A MOTHER who “begged and pleaded” for her son to be sectioned under the Mental Health Act has been supported by Blackpool’s coroner.
Sheila Rothwell had urged doctors from the Parkwood Unit at Victoria Hospital to detain her troubled son Ian Foster.
Mr Foster, 28, from Lytham, died in 2006 after he set himself on fire on Blackpool’s North Pier.
He had suffered from mental health problems and, although he was receiving care from Parkwood, he was doing so voluntarily and was allowed out of the unit whenever he wanted.
Blackpool Coroner Anne Hind supported Mrs Rothwell.
She said: “What Mrs Rothwell felt in her own mind was something catastrophic would occur if he was not detained, and something catastrophic did happen. The fears of Mrs Rothwell were correct and the professionals were quite simply wrong.”
Speaking after the inquest into her son’s death, Mrs Rothwell, 62, from Poulton, said: “I still think he should have been sectioned.
“They could have made a mistake, but that mistake would have been in Ian’s favour and he wouldn’t have ended up burnt alive.
“I didn’t feel I was listened to.”
Mr Foster, a father-of-one, was first admitted to Parkwood in 2000 after threatening to jump off a bridge. He was discharged a year later after making good progress.
However, he took drugs and gambled, causing the relationship with the mother of his child to break up.
In the years which followed his release from Parkwood, Mr Foster tried to take his own life several times.
On one occasion he told police he had a bomb strapped to his body. It is believed he wanted armed officers to shoot him.
It was one of many suspected suicide attempts which included trying to stow away on a plane, hang himself and deliberately crash a car.
In the days before he set fire to himself his mother spoke to a nurse at Parkwood for four hours to voice her concerns. But Mr Foster was not detained.

> SOURCE MATERIAL
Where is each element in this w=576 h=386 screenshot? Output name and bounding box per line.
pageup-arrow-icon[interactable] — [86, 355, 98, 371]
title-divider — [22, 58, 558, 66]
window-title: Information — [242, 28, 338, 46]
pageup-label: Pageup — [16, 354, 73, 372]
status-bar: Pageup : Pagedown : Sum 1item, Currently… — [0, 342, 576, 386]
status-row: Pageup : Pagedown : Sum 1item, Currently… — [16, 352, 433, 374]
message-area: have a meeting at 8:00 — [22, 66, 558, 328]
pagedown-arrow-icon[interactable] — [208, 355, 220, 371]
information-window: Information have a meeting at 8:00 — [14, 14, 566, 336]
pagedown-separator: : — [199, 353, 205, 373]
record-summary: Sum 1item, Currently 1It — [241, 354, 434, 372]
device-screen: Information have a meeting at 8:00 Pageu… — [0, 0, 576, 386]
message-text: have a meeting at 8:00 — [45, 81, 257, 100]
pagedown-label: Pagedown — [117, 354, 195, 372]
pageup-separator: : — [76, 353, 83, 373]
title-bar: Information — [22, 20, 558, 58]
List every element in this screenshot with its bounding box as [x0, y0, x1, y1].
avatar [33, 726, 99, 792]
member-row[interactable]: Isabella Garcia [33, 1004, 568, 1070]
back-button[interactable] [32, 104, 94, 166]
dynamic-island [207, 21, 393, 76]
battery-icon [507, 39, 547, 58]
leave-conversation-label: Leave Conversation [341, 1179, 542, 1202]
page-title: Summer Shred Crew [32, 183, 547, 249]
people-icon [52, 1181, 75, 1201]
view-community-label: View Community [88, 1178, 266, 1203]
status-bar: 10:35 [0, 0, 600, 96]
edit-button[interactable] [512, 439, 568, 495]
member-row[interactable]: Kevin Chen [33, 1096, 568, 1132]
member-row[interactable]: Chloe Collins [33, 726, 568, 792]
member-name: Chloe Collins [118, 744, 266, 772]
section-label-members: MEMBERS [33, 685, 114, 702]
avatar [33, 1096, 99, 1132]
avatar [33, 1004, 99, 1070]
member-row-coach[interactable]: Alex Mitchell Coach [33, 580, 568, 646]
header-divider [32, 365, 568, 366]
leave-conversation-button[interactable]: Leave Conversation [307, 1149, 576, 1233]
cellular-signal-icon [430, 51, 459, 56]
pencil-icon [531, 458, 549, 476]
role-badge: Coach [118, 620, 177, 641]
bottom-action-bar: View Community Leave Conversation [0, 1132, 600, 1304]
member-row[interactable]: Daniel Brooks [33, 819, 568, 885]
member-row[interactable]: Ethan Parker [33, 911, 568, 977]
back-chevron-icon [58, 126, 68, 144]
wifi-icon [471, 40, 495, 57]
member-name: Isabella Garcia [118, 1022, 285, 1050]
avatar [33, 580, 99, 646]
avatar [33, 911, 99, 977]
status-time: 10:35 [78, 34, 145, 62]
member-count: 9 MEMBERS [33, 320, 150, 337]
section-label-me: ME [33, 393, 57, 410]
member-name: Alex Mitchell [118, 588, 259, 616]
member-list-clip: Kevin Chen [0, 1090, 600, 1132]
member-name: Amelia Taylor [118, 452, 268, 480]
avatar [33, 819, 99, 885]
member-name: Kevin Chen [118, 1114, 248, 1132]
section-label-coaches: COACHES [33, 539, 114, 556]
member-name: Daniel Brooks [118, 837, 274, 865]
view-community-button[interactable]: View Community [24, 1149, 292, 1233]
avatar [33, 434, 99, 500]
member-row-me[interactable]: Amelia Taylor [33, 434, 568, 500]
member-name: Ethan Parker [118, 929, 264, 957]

> HOW TO COMPLETE THIS TASK
Rewrite the news report on Ian Foster's death, starting with "However, he took" and going on through "life several times.", with "Parkwood" replaced by "the Parkwood Unit".

> RESPONSE BELOW
However, he took drugs and gambled, causing the relationship with the mother of his child to break up.
In the years which followed his release from the Parkwood Unit, Mr Foster tried to take his own life several times.